Collected data entries:

#####

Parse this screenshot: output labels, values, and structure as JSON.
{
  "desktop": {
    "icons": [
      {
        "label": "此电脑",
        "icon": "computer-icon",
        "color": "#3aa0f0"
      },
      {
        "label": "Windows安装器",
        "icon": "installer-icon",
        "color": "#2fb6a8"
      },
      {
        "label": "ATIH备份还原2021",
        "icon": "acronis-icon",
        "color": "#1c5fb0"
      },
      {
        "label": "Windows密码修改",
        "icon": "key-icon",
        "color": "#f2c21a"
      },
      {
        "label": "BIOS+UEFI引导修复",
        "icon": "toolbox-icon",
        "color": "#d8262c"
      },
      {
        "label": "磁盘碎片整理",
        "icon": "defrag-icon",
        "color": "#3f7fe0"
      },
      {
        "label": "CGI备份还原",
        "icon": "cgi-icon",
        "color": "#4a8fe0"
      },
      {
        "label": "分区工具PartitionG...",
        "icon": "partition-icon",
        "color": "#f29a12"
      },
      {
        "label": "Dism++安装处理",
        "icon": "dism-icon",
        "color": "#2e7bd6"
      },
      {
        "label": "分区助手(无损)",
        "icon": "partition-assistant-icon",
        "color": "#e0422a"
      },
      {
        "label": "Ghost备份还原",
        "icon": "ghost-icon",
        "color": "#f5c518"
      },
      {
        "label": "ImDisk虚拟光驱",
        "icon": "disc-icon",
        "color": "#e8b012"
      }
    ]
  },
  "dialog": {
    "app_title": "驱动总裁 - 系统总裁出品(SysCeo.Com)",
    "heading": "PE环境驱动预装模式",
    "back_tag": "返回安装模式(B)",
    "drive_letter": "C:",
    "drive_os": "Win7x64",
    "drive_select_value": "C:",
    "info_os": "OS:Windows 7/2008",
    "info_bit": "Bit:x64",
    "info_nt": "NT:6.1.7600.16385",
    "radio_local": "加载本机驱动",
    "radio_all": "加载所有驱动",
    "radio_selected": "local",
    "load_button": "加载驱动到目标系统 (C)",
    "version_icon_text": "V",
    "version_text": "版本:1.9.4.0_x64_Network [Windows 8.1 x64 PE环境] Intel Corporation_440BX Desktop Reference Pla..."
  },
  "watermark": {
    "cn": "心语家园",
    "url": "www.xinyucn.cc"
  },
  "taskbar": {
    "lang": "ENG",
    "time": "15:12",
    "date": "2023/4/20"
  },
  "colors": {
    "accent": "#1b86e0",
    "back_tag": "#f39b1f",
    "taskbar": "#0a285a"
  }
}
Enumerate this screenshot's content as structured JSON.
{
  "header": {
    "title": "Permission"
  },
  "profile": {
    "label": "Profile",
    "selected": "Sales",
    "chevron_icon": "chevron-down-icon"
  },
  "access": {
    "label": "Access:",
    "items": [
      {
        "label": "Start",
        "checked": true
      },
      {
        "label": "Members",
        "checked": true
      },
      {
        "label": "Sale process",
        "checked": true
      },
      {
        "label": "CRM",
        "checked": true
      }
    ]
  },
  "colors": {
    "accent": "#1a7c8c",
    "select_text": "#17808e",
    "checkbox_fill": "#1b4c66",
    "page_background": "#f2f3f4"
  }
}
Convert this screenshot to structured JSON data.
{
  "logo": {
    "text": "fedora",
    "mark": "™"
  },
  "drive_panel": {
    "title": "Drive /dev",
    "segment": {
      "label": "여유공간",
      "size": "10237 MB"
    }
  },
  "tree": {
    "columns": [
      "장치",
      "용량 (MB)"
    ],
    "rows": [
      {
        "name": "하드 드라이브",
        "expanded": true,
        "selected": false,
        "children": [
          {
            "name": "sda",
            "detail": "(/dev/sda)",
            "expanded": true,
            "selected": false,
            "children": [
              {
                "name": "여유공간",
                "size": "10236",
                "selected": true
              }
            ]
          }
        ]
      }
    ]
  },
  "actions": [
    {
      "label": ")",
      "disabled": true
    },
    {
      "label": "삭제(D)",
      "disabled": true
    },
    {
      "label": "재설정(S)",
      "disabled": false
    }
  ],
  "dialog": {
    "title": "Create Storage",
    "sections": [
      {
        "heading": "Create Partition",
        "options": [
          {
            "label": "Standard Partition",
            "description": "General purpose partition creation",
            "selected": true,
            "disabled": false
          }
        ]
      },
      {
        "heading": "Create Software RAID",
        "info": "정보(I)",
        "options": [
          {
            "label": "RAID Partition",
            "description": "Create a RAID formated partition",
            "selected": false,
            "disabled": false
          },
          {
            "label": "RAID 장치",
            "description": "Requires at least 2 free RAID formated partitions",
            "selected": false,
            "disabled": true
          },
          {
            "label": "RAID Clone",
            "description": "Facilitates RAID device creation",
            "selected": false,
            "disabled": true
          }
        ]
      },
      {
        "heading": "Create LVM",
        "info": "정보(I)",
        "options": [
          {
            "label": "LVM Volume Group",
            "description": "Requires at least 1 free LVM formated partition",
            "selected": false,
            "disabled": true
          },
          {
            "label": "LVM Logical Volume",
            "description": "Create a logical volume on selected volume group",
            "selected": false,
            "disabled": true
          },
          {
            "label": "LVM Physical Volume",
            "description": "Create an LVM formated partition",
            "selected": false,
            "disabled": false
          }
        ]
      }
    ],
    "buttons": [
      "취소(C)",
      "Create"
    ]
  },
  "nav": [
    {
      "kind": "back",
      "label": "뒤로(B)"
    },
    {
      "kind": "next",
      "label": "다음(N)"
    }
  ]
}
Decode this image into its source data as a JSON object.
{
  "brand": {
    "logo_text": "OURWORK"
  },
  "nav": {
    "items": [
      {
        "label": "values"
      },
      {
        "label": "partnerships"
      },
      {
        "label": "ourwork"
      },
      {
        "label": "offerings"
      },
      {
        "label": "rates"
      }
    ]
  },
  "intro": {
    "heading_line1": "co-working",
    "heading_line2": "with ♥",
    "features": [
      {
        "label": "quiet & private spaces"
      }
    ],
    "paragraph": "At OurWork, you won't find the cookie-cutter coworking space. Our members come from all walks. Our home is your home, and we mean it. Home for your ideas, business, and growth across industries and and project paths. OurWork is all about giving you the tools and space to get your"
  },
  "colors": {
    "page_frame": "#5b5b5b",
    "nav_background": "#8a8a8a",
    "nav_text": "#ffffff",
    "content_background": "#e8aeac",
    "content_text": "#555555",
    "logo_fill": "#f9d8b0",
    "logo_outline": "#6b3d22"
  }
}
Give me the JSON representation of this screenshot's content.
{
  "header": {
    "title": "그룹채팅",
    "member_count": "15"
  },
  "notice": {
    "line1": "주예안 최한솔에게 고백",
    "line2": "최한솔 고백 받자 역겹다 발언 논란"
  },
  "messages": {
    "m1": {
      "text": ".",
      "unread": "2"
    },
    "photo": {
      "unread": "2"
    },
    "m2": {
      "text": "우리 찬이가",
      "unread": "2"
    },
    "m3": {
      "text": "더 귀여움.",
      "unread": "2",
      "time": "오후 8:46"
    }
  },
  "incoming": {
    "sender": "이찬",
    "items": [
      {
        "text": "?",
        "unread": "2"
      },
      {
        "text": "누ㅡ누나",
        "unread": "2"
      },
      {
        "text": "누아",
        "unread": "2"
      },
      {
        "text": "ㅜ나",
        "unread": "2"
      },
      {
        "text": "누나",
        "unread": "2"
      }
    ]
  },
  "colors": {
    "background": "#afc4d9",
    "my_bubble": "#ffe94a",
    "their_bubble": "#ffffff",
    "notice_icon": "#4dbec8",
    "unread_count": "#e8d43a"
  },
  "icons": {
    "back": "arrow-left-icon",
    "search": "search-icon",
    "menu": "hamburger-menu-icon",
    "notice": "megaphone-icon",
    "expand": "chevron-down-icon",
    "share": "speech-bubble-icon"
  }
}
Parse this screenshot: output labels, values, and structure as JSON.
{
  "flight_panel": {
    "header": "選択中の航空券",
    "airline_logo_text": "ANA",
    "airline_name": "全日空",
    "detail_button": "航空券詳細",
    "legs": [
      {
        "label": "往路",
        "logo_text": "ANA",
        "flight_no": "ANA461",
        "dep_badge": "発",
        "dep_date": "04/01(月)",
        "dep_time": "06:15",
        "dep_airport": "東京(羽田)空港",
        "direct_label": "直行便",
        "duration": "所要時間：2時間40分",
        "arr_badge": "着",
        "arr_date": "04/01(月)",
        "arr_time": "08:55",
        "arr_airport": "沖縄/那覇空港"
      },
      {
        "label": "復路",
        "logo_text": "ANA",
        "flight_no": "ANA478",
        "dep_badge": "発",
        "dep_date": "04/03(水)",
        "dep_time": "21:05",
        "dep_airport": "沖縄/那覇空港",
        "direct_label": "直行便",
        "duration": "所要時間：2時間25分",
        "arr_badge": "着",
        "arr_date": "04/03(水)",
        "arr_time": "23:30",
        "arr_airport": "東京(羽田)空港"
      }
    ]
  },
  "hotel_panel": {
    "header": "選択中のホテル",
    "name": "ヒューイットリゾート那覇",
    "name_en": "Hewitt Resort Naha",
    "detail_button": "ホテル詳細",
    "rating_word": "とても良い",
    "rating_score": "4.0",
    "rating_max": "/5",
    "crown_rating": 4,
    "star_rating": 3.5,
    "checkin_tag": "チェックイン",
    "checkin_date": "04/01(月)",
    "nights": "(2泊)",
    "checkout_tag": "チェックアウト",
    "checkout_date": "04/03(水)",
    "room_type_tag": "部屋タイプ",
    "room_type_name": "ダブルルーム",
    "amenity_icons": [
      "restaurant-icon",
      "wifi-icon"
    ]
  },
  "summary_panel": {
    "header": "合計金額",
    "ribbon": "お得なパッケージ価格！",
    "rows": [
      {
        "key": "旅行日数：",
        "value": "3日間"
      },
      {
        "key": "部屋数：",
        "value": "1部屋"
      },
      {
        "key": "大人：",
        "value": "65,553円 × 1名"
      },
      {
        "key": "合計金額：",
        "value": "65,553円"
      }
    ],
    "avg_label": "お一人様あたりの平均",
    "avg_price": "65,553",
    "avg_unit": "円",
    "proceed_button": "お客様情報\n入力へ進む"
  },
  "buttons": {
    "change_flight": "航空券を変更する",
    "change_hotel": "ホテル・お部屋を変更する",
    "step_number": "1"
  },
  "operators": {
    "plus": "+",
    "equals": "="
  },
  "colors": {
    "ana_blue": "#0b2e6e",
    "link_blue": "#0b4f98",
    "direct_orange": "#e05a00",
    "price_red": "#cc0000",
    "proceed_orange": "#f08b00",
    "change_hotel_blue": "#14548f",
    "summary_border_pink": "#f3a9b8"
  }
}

#####

Extract lines where the string "header" occurs.

> [EXERCISE RESULT]
  "header": {
  "header": {
    "header": "選択中の航空券",
    "header": "選択中のホテル",
    "header": "合計金額",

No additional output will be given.